● THE EXERCISE:
The data must be written out once more, precisely as given.

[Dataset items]
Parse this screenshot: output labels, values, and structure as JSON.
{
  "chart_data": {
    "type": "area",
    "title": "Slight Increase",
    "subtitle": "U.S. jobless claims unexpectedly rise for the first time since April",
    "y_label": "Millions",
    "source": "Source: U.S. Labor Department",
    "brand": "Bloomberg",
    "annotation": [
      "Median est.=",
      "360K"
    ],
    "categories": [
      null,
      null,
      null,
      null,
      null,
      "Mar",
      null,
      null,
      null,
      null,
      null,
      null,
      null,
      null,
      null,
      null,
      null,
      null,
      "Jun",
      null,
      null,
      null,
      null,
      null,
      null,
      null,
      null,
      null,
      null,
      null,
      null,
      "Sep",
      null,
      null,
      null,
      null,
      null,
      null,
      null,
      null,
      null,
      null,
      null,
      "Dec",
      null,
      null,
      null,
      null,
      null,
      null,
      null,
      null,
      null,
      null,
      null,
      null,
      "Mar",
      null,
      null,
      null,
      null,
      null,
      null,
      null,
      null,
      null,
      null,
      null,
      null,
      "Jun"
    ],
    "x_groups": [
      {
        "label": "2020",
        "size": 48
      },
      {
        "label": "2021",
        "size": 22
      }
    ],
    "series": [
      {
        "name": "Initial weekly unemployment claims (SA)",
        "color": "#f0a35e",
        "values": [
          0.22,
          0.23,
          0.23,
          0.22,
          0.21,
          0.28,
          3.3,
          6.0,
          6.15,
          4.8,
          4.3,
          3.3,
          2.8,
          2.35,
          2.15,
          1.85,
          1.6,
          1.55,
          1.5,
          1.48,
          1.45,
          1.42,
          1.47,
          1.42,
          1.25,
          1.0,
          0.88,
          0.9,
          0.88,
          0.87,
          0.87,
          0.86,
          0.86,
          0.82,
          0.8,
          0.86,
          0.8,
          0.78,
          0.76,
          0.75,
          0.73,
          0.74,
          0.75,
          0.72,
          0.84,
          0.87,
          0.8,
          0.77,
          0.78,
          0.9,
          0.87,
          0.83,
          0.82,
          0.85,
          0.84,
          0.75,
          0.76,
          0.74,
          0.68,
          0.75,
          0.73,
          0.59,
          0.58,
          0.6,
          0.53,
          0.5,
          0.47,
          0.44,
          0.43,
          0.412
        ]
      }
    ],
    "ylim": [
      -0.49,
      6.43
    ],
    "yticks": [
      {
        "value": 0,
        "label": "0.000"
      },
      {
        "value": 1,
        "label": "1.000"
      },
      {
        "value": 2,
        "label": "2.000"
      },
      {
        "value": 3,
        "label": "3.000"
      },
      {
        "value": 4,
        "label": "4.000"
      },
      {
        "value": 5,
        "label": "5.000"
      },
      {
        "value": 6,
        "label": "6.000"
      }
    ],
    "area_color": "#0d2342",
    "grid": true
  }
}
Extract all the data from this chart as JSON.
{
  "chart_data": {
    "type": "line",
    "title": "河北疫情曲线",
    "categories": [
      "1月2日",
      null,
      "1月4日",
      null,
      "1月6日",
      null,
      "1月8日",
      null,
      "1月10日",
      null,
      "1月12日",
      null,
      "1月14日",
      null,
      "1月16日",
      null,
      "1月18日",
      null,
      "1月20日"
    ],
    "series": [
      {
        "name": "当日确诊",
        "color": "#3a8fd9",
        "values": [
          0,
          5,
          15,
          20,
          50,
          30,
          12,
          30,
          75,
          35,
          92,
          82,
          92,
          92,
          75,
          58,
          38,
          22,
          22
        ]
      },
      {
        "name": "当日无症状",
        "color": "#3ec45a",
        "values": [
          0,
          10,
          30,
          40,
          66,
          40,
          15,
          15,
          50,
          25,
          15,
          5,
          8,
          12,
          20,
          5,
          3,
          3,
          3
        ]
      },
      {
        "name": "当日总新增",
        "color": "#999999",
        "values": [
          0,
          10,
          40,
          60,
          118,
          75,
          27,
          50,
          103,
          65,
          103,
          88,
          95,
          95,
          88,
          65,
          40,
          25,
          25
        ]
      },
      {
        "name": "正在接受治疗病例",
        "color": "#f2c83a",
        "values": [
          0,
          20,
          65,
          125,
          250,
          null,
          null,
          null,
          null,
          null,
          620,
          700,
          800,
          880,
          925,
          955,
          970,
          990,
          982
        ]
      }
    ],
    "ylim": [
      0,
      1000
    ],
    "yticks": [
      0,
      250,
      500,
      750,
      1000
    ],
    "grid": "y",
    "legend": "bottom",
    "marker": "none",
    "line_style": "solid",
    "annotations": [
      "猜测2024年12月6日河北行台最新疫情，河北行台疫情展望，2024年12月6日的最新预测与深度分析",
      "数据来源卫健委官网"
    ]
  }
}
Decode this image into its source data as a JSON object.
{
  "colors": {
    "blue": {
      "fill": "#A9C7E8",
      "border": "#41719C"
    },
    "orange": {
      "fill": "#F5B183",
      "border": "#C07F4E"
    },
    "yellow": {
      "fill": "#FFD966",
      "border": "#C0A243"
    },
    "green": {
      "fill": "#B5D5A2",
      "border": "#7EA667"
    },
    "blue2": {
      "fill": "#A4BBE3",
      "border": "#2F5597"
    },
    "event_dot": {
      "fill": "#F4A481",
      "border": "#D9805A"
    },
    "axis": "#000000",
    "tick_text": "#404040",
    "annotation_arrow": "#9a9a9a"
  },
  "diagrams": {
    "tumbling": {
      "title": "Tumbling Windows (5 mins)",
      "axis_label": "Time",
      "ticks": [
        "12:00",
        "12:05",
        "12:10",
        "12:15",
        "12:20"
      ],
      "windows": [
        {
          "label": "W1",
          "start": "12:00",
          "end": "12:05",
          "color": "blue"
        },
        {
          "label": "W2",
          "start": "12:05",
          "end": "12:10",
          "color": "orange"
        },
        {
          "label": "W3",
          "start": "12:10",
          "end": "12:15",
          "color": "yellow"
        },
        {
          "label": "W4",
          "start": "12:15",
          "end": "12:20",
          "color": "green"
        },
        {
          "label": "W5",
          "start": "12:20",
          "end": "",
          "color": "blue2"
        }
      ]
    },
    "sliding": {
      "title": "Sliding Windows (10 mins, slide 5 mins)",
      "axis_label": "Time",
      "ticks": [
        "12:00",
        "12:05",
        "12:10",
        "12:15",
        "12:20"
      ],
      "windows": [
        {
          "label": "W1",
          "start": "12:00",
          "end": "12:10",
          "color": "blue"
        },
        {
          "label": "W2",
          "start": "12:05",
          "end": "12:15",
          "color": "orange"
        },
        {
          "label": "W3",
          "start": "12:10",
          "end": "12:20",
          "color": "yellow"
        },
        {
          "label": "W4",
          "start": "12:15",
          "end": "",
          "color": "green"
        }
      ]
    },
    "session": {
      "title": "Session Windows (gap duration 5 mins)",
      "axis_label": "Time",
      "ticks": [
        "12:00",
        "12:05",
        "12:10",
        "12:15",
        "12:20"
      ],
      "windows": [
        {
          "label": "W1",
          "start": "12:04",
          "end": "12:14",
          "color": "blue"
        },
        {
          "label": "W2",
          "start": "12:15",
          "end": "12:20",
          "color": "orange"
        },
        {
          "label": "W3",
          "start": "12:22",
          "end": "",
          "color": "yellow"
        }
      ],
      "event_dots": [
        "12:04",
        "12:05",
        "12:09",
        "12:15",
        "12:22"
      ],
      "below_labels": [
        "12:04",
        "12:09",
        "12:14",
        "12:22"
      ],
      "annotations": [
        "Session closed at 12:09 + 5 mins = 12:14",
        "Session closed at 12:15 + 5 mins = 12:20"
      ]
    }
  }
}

● SOLVED EXERCISE:
Parse this screenshot: output labels, values, and structure as JSON.
{
  "chart_data": {
    "type": "area",
    "title": "Slight Increase",
    "subtitle": "U.S. jobless claims unexpectedly rise for the first time since April",
    "y_label": "Millions",
    "source": "Source: U.S. Labor Department",
    "brand": "Bloomberg",
    "annotation": [
      "Median est.=",
      "360K"
    ],
    "categories": [
      null,
      null,
      null,
      null,
      null,
      "Mar",
      null,
      null,
      null,
      null,
      null,
      null,
      null,
      null,
      null,
      null,
      null,
      null,
      "Jun",
      null,
      null,
      null,
      null,
      null,
      null,
      null,
      null,
      null,
      null,
      null,
      null,
      "Sep",
      null,
      null,
      null,
      null,
      null,
      null,
      null,
      null,
      null,
      null,
      null,
      "Dec",
      null,
      null,
      null,
      null,
      null,
      null,
      null,
      null,
      null,
      null,
      null,
      null,
      "Mar",
      null,
      null,
      null,
      null,
      null,
      null,
      null,
      null,
      null,
      null,
      null,
      null,
      "Jun"
    ],
    "x_groups": [
      {
        "label": "2020",
        "size": 48
      },
      {
        "label": "2021",
        "size": 22
      }
    ],
    "series": [
      {
        "name": "Initial weekly unemployment claims (SA)",
        "color": "#f0a35e",
        "values": [
          0.22,
          0.23,
          0.23,
          0.22,
          0.21,
          0.28,
          3.3,
          6.0,
          6.15,
          4.8,
          4.3,
          3.3,
          2.8,
          2.35,
          2.15,
          1.85,
          1.6,
          1.55,
          1.5,
          1.48,
          1.45,
          1.42,
          1.47,
          1.42,
          1.25,
          1.0,
          0.88,
          0.9,
          0.88,
          0.87,
          0.87,
          0.86,
          0.86,
          0.82,
          0.8,
          0.86,
          0.8,
          0.78,
          0.76,
          0.75,
          0.73,
          0.74,
          0.75,
          0.72,
          0.84,
          0.87,
          0.8,
          0.77,
          0.78,
          0.9,
          0.87,
          0.83,
          0.82,
          0.85,
          0.84,
          0.75,
          0.76,
          0.74,
          0.68,
          0.75,
          0.73,
          0.59,
          0.58,
          0.6,
          0.53,
          0.5,
          0.47,
          0.44,
          0.43,
          0.412
        ]
      }
    ],
    "ylim": [
      -0.49,
      6.43
    ],
    "yticks": [
      {
        "value": 0,
        "label": "0.000"
      },
      {
        "value": 1,
        "label": "1.000"
      },
      {
        "value": 2,
        "label": "2.000"
      },
      {
        "value": 3,
        "label": "3.000"
      },
      {
        "value": 4,
        "label": "4.000"
      },
      {
        "value": 5,
        "label": "5.000"
      },
      {
        "value": 6,
        "label": "6.000"
      }
    ],
    "area_color": "#0d2342",
    "grid": true
  }
}
Extract all the data from this chart as JSON.
{
  "chart_data": {
    "type": "line",
    "title": "河北疫情曲线",
    "categories": [
      "1月2日",
      null,
      "1月4日",
      null,
      "1月6日",
      null,
      "1月8日",
      null,
      "1月10日",
      null,
      "1月12日",
      null,
      "1月14日",
      null,
      "1月16日",
      null,
      "1月18日",
      null,
      "1月20日"
    ],
    "series": [
      {
        "name": "当日确诊",
        "color": "#3a8fd9",
        "values": [
          0,
          5,
          15,
          20,
          50,
          30,
          12,
          30,
          75,
          35,
          92,
          82,
          92,
          92,
          75,
          58,
          38,
          22,
          22
        ]
      },
      {
        "name": "当日无症状",
        "color": "#3ec45a",
        "values": [
          0,
          10,
          30,
          40,
          66,
          40,
          15,
          15,
          50,
          25,
          15,
          5,
          8,
          12,
          20,
          5,
          3,
          3,
          3
        ]
      },
      {
        "name": "当日总新增",
        "color": "#999999",
        "values": [
          0,
          10,
          40,
          60,
          118,
          75,
          27,
          50,
          103,
          65,
          103,
          88,
          95,
          95,
          88,
          65,
          40,
          25,
          25
        ]
      },
      {
        "name": "正在接受治疗病例",
        "color": "#f2c83a",
        "values": [
          0,
          20,
          65,
          125,
          250,
          null,
          null,
          null,
          null,
          null,
          620,
          700,
          800,
          880,
          925,
          955,
          970,
          990,
          982
        ]
      }
    ],
    "ylim": [
      0,
      1000
    ],
    "yticks": [
      0,
      250,
      500,
      750,
      1000
    ],
    "grid": "y",
    "legend": "bottom",
    "marker": "none",
    "line_style": "solid",
    "annotations": [
      "猜测2024年12月6日河北行台最新疫情，河北行台疫情展望，2024年12月6日的最新预测与深度分析",
      "数据来源卫健委官网"
    ]
  }
}
Decode this image into its source data as a JSON object.
{
  "colors": {
    "blue": {
      "fill": "#A9C7E8",
      "border": "#41719C"
    },
    "orange": {
      "fill": "#F5B183",
      "border": "#C07F4E"
    },
    "yellow": {
      "fill": "#FFD966",
      "border": "#C0A243"
    },
    "green": {
      "fill": "#B5D5A2",
      "border": "#7EA667"
    },
    "blue2": {
      "fill": "#A4BBE3",
      "border": "#2F5597"
    },
    "event_dot": {
      "fill": "#F4A481",
      "border": "#D9805A"
    },
    "axis": "#000000",
    "tick_text": "#404040",
    "annotation_arrow": "#9a9a9a"
  },
  "diagrams": {
    "tumbling": {
      "title": "Tumbling Windows (5 mins)",
      "axis_label": "Time",
      "ticks": [
        "12:00",
        "12:05",
        "12:10",
        "12:15",
        "12:20"
      ],
      "windows": [
        {
          "label": "W1",
          "start": "12:00",
          "end": "12:05",
          "color": "blue"
        },
        {
          "label": "W2",
          "start": "12:05",
          "end": "12:10",
          "color": "orange"
        },
        {
          "label": "W3",
          "start": "12:10",
          "end": "12:15",
          "color": "yellow"
        },
        {
          "label": "W4",
          "start": "12:15",
          "end": "12:20",
          "color": "green"
        },
        {
          "label": "W5",
          "start": "12:20",
          "end": "",
          "color": "blue2"
        }
      ]
    },
    "sliding": {
      "title": "Sliding Windows (10 mins, slide 5 mins)",
      "axis_label": "Time",
      "ticks": [
        "12:00",
        "12:05",
        "12:10",
        "12:15",
        "12:20"
      ],
      "windows": [
        {
          "label": "W1",
          "start": "12:00",
          "end": "12:10",
          "color": "blue"
        },
        {
          "label": "W2",
          "start": "12:05",
          "end": "12:15",
          "color": "orange"
        },
        {
          "label": "W3",
          "start": "12:10",
          "end": "12:20",
          "color": "yellow"
        },
        {
          "label": "W4",
          "start": "12:15",
          "end": "",
          "color": "green"
        }
      ]
    },
    "session": {
      "title": "Session Windows (gap duration 5 mins)",
      "axis_label": "Time",
      "ticks": [
        "12:00",
        "12:05",
        "12:10",
        "12:15",
        "12:20"
      ],
      "windows": [
        {
          "label": "W1",
          "start": "12:04",
          "end": "12:14",
          "color": "blue"
        },
        {
          "label": "W2",
          "start": "12:15",
          "end": "12:20",
          "color": "orange"
        },
        {
          "label": "W3",
          "start": "12:22",
          "end": "",
          "color": "yellow"
        }
      ],
      "event_dots": [
        "12:04",
        "12:05",
        "12:09",
        "12:15",
        "12:22"
      ],
      "below_labels": [
        "12:04",
        "12:09",
        "12:14",
        "12:22"
      ],
      "annotations": [
        "Session closed at 12:09 + 5 mins = 12:14",
        "Session closed at 12:15 + 5 mins = 12:20"
      ]
    }
  }
}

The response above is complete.